**Task instructions**
Beginning with the line that holds "Serialize everything readable", set down each line of the data below through the very last, exactly as given, and nothing beyond that.

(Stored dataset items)
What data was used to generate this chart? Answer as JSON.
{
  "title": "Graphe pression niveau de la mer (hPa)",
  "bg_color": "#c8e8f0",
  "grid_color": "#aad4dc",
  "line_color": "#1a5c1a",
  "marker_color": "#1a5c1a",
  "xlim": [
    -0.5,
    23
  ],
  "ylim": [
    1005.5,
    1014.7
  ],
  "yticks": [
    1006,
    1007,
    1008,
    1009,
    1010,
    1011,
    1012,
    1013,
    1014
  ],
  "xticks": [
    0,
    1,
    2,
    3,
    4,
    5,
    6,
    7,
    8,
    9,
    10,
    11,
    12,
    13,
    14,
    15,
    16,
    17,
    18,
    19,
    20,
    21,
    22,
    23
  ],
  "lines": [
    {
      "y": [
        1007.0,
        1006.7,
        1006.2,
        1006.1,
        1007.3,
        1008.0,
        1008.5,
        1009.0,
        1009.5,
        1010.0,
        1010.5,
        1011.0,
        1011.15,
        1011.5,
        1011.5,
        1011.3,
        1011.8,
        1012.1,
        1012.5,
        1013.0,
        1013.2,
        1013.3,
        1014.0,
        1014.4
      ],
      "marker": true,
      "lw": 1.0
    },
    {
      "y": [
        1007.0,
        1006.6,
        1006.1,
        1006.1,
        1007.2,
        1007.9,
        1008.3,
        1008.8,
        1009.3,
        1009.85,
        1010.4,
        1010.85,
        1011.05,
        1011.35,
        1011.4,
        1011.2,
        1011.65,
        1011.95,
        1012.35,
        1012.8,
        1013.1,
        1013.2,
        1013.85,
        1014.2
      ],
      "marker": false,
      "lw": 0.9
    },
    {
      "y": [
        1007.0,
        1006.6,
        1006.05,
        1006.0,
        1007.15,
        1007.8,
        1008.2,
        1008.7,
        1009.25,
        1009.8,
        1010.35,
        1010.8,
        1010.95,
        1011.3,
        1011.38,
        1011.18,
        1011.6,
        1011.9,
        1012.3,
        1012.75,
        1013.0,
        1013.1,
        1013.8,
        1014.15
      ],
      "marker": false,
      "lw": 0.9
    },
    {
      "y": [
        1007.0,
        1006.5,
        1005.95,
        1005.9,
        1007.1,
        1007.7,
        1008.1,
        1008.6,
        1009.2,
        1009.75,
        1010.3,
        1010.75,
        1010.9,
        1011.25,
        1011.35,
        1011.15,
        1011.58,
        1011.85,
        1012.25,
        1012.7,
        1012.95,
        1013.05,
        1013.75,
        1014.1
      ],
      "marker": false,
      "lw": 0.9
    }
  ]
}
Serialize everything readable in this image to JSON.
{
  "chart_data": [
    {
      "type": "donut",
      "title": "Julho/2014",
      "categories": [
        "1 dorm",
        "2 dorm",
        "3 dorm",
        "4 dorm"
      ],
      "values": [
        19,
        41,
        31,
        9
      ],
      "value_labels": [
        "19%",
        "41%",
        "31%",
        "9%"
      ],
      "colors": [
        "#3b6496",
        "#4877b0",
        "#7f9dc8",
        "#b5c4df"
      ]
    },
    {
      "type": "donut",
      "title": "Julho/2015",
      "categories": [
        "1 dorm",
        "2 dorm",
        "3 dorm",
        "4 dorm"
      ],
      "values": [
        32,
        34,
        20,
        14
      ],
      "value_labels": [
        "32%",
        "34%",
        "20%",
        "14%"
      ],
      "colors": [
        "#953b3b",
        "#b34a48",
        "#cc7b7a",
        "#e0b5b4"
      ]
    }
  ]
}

**Solution to the problem**
Serialize everything readable in this image to JSON.
{
  "chart_data": [
    {
      "type": "donut",
      "title": "Julho/2014",
      "categories": [
        "1 dorm",
        "2 dorm",
        "3 dorm",
        "4 dorm"
      ],
      "values": [
        19,
        41,
        31,
        9
      ],
      "value_labels": [
        "19%",
        "41%",
        "31%",
        "9%"
      ],
      "colors": [
        "#3b6496",
        "#4877b0",
        "#7f9dc8",
        "#b5c4df"
      ]
    },
    {
      "type": "donut",
      "title": "Julho/2015",
      "categories": [
        "1 dorm",
        "2 dorm",
        "3 dorm",
        "4 dorm"
      ],
      "values": [
        32,
        34,
        20,
        14
      ],
      "value_labels": [
        "32%",
        "34%",
        "20%",
        "14%"
      ],
      "colors": [
        "#953b3b",
        "#b34a48",
        "#cc7b7a",
        "#e0b5b4"
      ]
    }
  ]
}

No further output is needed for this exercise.